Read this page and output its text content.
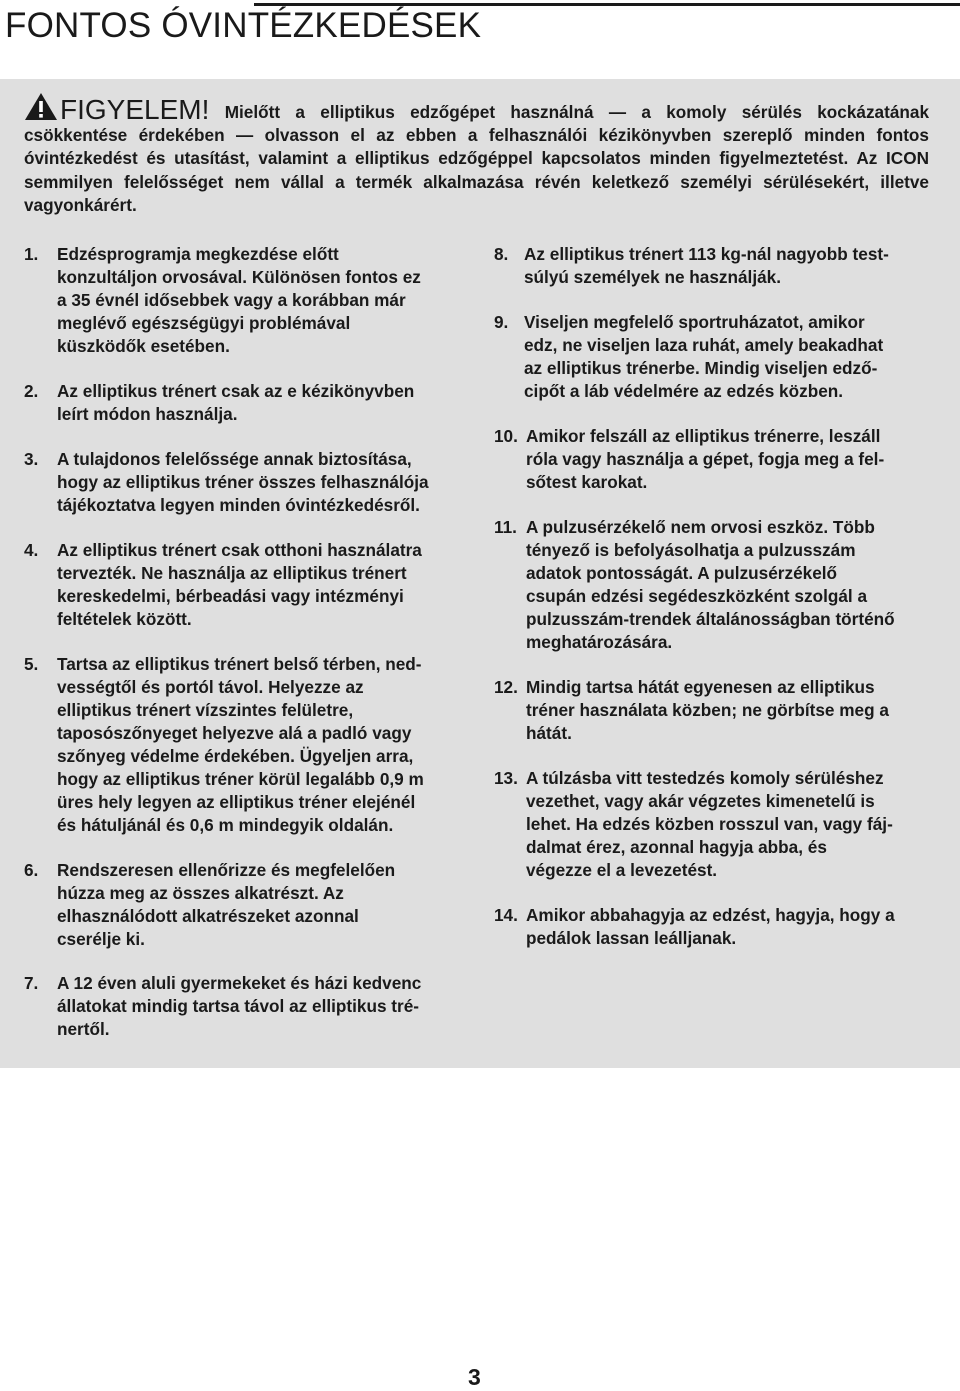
FONTOS ÓVINTÉZKEDÉSEK
FIGYELEM! Mielőtt a elliptikus edzőgépet használná — a komoly sérülés kockázatának csökkentése érdekében — olvasson el az ebben a felhasználói kézikönyvben szereplő minden fontos óvintézkedést és utasítást, valamint a elliptikus edzőgéppel kapcsolatos minden figyelmeztetést. Az ICON semmilyen felelősséget nem vállal a termék alkalmazása révén keletkező személyi sérülésekért, illetve vagyonkárért.
1.	Edzésprogramja megkezdése előtt
konzultáljon orvosával. Különösen fontos ez
a 35 évnél idősebbek vagy a korábban már
meglévő egészségügyi problémával
küszködők esetében.
2.	Az elliptikus trénert csak az e kézikönyvben
leírt módon használja.
3.	A tulajdonos felelőssége annak biztosítása,
hogy az elliptikus tréner összes felhasználója
tájékoztatva legyen minden óvintézkedésről.
4.	Az elliptikus trénert csak otthoni használatra
tervezték. Ne használja az elliptikus trénert
kereskedelmi, bérbeadási vagy intézményi
feltételek között.
5.	Tartsa az elliptikus trénert belső térben, ned-
vességtől és portól távol. Helyezze az
elliptikus trénert vízszintes felületre,
taposószőnyeget helyezve alá a padló vagy
szőnyeg védelme érdekében. Ügyeljen arra,
hogy az elliptikus tréner körül legalább 0,9 m
üres hely legyen az elliptikus tréner elejénél
és hátuljánál és 0,6 m mindegyik oldalán.
6.	Rendszeresen ellenőrizze és megfelelően
húzza meg az összes alkatrészt. Az
elhasználódott alkatrészeket azonnal
cserélje ki.
7.	A 12 éven aluli gyermekeket és házi kedvenc
állatokat mindig tartsa távol az elliptikus tré-
nertől.
8. Az elliptikus trénert 113 kg-nál nagyobb test-
súlyú személyek ne használják.
9. Viseljen megfelelő sportruházatot, amikor
edz, ne viseljen laza ruhát, amely beakadhat
az elliptikus trénerbe. Mindig viseljen edző-
cipőt a láb védelmére az edzés közben.
10. Amikor felszáll az elliptikus trénerre, leszáll
róla vagy használja a gépet, fogja meg a fel-
sőtest karokat.
11. A pulzusérzékelő nem orvosi eszköz. Több
tényező is befolyásolhatja a pulzusszám
adatok pontosságát. A pulzusérzékelő
csupán edzési segédeszközként szolgál a
pulzusszám-trendek általánosságban történő
meghatározására.
12. Mindig tartsa hátát egyenesen az elliptikus
tréner használata közben; ne görbítse meg a
hátát.
13. A túlzásba vitt testedzés komoly sérüléshez
vezethet, vagy akár végzetes kimenetelű is
lehet. Ha edzés közben rosszul van, vagy fáj-
dalmat érez, azonnal hagyja abba, és
végezze el a levezetést.
14. Amikor abbahagyja az edzést, hagyja, hogy a
pedálok lassan leálljanak.
3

* * *

◆ SHORT EXERCISE:
Where a line of the material above holds the string "használja", copy that line.

◆ COMPLETED TASK:
leírt módon használja.
tervezték. Ne használja az elliptikus trénert
róla vagy használja a gépet, fogja meg a fel-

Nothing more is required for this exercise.